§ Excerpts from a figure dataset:
>> BEGIN

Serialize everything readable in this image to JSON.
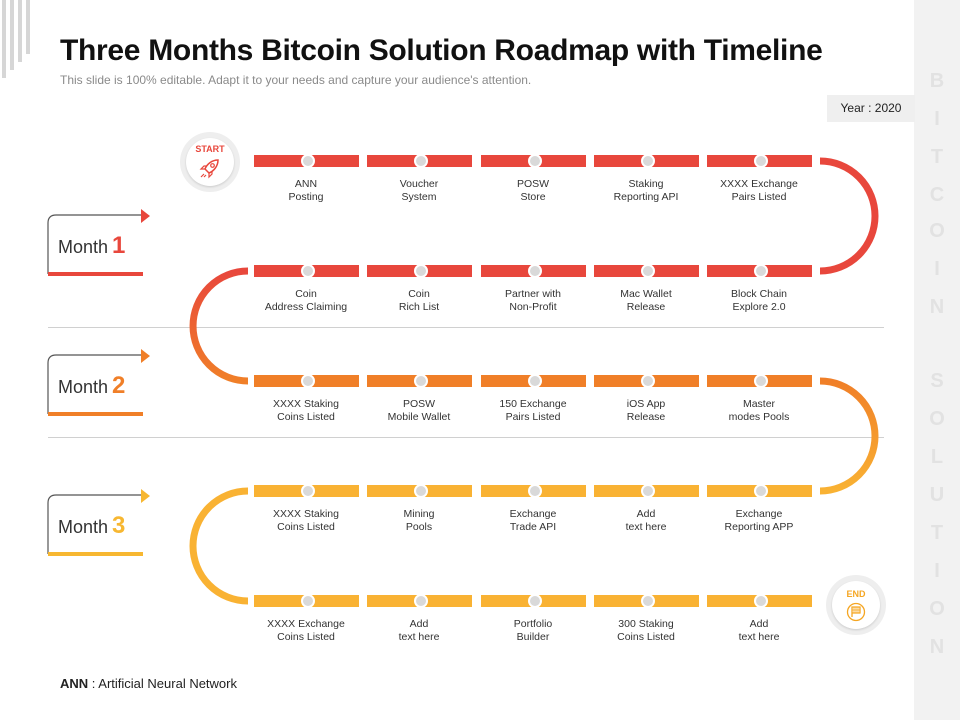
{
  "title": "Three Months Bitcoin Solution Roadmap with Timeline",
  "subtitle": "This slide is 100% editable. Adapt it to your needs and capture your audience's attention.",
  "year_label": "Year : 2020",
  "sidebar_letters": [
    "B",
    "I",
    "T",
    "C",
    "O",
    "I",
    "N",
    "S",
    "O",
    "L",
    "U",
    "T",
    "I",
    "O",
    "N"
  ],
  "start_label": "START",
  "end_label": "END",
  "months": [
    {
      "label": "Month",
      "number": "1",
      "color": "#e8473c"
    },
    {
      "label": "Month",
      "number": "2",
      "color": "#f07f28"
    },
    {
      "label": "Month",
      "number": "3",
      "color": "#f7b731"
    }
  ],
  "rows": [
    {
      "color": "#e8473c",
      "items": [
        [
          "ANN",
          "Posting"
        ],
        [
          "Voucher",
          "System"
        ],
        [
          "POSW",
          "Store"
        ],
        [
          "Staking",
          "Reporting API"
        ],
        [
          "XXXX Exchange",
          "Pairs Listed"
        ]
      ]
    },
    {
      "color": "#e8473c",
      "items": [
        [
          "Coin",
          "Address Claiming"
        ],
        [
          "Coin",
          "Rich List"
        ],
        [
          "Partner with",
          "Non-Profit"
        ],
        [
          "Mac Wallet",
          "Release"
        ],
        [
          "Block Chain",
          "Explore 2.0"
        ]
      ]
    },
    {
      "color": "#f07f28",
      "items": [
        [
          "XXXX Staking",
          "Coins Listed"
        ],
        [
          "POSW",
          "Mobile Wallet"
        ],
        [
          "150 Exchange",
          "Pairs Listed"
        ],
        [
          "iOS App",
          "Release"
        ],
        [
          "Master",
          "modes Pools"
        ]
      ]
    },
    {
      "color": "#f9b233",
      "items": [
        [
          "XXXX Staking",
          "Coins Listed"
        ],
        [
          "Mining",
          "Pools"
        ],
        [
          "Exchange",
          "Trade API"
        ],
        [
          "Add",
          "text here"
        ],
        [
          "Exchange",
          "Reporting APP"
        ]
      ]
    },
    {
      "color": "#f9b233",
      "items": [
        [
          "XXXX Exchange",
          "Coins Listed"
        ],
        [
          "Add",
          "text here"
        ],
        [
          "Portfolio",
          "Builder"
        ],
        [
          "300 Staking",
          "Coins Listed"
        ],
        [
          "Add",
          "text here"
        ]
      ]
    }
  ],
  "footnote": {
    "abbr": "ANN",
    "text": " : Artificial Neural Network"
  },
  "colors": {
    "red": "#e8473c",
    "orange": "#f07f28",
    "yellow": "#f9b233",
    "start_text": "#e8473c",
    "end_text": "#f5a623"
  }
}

>> END
>> BEGIN

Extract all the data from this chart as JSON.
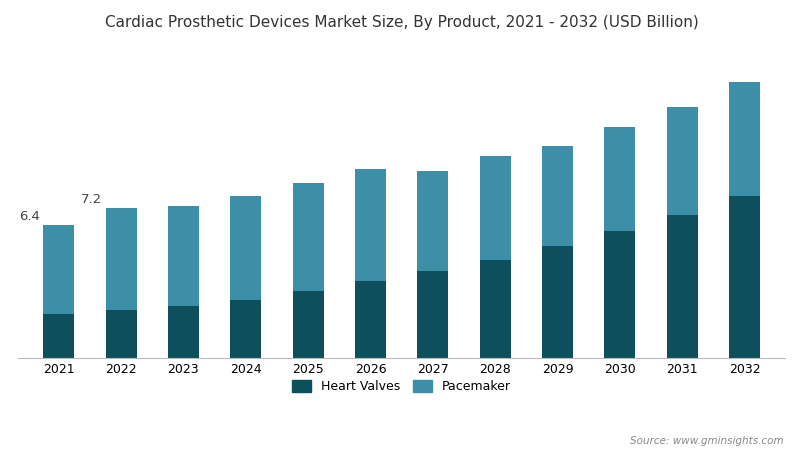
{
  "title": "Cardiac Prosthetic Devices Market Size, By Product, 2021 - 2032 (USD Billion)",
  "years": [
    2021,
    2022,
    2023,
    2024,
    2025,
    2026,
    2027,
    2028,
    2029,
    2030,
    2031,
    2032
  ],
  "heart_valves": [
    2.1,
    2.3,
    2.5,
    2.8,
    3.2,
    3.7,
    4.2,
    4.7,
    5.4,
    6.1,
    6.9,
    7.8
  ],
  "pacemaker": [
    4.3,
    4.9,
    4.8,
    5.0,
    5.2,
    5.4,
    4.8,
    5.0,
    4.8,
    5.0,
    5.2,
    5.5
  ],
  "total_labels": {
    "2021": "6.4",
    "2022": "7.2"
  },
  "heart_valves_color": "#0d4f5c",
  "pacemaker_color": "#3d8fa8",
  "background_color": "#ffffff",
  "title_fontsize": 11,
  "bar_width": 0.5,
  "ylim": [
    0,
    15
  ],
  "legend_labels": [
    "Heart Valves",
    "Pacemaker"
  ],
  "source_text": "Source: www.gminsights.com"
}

>> END

§ TASK DESCRIPTION: Where a line in the material above holds "Staking", copy that line.

§ TASK ANSWER:
          "Staking",
          "XXXX Staking",
          "XXXX Staking",
          "300 Staking",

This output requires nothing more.